===== SUPPLIED ENTRIES

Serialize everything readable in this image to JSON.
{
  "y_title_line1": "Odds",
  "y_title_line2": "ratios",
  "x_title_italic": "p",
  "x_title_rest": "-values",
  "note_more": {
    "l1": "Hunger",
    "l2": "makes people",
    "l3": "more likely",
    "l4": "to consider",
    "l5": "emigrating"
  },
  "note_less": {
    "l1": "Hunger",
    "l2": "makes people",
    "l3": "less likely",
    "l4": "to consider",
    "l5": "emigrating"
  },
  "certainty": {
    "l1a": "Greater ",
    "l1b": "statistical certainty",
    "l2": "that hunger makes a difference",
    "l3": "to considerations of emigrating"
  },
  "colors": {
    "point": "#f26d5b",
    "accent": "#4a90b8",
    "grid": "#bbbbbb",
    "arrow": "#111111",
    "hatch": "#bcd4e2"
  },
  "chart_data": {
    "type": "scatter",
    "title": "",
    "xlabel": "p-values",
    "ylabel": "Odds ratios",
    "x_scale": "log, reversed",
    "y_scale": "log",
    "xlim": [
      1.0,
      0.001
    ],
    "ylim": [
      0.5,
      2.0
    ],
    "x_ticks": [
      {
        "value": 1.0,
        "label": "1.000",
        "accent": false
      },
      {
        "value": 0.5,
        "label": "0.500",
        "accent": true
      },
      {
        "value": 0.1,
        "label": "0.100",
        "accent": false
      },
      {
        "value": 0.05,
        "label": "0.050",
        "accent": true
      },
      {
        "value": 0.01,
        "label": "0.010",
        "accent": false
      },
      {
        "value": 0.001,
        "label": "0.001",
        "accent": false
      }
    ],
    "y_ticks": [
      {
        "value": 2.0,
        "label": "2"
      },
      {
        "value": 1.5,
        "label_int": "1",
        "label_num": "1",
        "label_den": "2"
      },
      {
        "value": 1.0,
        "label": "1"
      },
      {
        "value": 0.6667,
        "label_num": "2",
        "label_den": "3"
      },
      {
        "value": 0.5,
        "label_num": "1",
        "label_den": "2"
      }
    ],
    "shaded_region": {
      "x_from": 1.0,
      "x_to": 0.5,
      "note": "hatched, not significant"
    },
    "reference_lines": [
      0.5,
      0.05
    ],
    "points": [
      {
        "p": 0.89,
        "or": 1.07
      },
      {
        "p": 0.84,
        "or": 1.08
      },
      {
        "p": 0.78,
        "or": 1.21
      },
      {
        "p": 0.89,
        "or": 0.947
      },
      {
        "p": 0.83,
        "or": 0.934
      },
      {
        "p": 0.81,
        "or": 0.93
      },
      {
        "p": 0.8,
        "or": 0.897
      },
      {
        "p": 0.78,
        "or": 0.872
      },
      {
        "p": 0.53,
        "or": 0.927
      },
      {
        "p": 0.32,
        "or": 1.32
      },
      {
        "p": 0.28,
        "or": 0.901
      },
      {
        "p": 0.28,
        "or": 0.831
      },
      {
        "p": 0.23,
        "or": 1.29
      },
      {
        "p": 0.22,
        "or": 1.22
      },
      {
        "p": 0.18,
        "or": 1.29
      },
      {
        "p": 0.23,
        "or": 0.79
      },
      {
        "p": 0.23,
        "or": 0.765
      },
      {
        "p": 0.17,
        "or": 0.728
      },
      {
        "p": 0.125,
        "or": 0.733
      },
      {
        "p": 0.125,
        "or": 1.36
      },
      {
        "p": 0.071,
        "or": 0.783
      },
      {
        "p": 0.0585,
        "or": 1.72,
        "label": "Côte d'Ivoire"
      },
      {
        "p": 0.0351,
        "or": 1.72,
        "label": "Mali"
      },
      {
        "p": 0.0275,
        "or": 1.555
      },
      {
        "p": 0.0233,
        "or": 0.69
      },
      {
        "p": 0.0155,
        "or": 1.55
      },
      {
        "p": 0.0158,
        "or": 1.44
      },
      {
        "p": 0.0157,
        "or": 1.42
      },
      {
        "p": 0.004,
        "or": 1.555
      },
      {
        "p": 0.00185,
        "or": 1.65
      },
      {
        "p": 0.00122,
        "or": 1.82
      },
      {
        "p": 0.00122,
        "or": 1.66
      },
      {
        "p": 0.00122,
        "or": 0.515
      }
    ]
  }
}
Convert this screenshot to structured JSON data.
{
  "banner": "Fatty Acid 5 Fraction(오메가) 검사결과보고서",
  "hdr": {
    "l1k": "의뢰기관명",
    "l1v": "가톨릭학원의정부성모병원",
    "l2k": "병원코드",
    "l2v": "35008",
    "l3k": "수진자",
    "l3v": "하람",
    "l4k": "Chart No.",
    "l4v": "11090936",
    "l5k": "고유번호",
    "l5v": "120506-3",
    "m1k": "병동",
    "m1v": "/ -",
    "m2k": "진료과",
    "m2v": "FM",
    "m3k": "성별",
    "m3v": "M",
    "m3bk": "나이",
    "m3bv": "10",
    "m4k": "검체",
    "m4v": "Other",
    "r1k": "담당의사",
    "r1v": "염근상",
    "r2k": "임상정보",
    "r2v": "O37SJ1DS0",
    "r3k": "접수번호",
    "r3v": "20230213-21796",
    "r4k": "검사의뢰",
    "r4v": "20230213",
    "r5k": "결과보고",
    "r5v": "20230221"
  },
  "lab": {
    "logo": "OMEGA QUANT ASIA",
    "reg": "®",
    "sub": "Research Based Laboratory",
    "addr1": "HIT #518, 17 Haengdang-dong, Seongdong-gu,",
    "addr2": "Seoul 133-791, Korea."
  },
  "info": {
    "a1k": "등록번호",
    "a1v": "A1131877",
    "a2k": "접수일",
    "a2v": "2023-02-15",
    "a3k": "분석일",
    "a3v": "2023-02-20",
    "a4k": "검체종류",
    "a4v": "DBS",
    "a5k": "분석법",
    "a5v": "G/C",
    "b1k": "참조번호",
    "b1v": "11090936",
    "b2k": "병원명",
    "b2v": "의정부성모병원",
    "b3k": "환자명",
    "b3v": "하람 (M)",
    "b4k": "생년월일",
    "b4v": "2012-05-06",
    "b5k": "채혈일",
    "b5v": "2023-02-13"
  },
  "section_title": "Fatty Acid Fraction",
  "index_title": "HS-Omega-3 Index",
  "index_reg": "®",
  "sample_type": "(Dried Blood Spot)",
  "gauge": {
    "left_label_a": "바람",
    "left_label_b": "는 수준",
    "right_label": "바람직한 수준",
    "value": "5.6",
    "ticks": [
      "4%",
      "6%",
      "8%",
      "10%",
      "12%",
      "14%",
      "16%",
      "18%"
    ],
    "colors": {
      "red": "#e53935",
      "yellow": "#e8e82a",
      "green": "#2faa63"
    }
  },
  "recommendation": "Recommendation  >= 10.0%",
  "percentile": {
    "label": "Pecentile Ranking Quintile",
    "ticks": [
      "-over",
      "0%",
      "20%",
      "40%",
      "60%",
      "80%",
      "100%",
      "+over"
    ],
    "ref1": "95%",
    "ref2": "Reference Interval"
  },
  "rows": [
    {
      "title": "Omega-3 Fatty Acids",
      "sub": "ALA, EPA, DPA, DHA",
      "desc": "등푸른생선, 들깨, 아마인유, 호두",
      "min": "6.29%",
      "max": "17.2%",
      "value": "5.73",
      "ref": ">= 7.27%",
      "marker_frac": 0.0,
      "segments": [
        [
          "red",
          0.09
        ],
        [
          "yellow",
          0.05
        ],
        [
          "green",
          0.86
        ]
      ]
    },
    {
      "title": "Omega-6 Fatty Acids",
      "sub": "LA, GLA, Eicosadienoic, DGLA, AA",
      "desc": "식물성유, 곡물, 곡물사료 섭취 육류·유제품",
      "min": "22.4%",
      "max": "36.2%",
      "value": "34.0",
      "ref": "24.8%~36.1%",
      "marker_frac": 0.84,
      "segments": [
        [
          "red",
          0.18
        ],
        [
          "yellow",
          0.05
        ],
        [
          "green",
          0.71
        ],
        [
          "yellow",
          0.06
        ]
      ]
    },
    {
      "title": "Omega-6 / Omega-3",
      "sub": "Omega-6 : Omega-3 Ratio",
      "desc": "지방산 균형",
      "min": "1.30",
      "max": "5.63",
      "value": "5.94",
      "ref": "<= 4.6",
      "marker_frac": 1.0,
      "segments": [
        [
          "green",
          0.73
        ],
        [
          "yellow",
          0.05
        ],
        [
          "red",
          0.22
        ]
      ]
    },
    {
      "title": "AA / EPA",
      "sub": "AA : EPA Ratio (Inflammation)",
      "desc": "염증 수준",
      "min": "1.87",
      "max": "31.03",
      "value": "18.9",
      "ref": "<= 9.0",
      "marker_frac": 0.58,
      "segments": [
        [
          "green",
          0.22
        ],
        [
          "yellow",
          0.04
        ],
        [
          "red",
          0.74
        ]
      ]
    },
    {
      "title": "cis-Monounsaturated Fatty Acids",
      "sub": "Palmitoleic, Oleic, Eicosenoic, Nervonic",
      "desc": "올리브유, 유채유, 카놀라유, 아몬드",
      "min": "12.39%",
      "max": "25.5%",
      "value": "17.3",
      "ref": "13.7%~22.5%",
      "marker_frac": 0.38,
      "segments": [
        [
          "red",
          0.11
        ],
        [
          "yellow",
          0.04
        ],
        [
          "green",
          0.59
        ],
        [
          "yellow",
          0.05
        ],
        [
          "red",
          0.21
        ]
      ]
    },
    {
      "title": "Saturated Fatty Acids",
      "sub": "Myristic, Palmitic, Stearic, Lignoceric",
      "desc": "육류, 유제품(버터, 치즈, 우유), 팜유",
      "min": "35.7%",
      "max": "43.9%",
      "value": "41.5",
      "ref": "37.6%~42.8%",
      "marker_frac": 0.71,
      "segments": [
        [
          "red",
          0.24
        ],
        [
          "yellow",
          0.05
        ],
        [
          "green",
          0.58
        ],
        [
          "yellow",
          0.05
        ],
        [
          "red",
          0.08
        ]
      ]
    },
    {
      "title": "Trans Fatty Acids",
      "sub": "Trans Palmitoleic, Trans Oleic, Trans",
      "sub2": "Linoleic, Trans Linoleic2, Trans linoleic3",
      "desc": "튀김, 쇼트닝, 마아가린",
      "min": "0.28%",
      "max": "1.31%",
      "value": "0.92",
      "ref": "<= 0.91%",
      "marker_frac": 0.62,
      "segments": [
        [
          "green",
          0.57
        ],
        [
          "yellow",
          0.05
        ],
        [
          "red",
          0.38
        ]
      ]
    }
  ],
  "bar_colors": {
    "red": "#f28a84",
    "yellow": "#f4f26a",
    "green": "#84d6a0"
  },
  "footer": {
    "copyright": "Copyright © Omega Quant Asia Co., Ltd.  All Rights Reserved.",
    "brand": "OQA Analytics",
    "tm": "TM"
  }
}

==========

WHAT THIS TASK INVOLVES: For the entries above, count the lines that contain the string "JSON", and state that number without further comment.

FULL RESPONSE: 2